■ **TASK TO COMPLETE**
In the records below, find each line containing the word "Negative" and copy it.

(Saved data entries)
====
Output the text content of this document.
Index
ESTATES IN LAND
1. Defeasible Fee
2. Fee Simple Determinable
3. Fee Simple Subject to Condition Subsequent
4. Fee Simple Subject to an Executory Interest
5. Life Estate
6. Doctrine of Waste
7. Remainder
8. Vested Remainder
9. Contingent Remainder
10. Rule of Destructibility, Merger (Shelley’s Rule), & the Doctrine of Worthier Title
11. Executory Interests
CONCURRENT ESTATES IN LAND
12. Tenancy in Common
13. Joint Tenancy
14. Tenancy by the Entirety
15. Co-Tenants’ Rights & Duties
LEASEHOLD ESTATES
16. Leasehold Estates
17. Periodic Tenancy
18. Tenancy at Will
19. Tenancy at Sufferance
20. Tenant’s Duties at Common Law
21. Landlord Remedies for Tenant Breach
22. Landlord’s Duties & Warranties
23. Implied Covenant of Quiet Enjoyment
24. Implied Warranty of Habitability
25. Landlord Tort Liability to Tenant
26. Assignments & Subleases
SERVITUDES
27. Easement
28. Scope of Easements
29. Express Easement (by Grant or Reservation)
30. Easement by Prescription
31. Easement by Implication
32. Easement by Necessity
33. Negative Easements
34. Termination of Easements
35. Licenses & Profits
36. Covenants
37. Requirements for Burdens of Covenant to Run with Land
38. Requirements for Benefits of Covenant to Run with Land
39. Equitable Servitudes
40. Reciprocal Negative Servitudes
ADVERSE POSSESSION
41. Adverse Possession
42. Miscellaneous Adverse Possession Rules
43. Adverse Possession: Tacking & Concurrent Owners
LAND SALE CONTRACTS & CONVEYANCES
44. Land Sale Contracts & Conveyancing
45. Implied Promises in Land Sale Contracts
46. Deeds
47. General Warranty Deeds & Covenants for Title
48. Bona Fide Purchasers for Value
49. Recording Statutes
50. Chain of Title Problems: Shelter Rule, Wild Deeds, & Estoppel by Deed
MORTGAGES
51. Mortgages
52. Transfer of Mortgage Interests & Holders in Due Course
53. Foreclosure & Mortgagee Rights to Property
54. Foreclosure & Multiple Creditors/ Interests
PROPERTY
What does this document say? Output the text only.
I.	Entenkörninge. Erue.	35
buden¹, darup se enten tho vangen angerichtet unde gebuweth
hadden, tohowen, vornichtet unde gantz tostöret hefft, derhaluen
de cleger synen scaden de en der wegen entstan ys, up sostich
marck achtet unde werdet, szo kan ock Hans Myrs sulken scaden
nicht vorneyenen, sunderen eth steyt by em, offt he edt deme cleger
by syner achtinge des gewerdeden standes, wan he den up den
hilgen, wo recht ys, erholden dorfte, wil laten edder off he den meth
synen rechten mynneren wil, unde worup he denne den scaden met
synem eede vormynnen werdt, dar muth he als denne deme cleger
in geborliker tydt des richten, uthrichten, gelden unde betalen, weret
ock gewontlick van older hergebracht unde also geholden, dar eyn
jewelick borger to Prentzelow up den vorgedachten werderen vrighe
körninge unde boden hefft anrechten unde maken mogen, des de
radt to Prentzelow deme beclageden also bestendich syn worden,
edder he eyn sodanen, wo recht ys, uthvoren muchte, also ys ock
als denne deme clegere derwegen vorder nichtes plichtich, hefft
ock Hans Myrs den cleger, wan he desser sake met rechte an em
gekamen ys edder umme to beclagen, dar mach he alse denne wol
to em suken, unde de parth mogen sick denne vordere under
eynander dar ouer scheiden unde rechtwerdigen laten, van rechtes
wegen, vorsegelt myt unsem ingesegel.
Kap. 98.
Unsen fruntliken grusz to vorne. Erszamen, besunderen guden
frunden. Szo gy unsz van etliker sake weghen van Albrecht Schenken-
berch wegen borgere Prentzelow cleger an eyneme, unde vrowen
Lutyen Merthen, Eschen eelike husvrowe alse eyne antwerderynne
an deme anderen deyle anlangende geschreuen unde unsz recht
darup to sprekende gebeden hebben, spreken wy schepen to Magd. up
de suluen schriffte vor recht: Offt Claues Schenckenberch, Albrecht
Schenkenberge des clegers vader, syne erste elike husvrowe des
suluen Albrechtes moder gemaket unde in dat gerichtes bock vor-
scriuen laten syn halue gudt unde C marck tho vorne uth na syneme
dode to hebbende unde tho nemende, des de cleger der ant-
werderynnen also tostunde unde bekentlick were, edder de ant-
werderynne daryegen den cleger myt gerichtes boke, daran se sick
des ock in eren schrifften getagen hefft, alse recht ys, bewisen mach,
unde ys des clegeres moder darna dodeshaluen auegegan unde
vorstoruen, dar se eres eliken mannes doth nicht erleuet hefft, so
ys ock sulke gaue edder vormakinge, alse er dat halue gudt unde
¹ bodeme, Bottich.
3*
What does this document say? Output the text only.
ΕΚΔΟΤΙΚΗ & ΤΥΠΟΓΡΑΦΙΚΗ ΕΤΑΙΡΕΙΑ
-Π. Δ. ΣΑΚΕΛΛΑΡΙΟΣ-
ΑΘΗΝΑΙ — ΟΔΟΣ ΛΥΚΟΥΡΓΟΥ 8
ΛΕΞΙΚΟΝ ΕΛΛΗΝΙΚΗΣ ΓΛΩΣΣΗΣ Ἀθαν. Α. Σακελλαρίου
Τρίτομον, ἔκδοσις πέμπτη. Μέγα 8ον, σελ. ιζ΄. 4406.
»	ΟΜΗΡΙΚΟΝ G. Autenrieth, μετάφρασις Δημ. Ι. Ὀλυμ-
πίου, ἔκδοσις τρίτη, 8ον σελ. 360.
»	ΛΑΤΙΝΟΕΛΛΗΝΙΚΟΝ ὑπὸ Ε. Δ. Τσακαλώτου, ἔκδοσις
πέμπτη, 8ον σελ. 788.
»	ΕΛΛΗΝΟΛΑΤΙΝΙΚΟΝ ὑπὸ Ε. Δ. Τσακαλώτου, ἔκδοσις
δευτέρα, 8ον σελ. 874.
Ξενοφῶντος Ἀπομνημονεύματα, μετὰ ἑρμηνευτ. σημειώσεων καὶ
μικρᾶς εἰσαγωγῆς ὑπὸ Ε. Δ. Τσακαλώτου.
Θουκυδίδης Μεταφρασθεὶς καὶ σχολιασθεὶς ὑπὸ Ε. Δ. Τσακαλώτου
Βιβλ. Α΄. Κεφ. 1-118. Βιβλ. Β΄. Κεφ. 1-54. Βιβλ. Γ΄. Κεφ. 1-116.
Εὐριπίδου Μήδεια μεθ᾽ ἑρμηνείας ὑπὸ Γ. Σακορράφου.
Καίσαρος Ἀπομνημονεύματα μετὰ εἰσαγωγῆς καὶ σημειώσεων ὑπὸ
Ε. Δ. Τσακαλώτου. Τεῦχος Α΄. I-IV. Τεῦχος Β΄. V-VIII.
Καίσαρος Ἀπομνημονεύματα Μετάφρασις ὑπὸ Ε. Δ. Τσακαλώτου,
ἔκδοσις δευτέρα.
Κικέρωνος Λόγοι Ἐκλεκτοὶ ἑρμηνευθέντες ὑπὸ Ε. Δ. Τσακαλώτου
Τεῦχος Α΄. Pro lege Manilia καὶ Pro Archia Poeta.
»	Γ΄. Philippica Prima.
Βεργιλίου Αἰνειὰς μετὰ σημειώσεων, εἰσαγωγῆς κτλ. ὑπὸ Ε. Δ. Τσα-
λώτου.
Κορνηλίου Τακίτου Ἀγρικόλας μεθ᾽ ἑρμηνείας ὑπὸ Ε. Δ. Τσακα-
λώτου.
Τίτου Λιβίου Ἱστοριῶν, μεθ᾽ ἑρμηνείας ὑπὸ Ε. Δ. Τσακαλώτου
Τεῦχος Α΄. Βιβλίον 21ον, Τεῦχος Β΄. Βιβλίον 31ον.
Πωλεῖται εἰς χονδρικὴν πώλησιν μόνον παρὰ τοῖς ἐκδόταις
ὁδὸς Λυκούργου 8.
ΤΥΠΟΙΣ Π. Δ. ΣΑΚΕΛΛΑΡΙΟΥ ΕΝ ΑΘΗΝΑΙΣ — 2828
====
■ **EXERCISE ANSWER**
33. Negative Easements
40. Reciprocal Negative Servitudes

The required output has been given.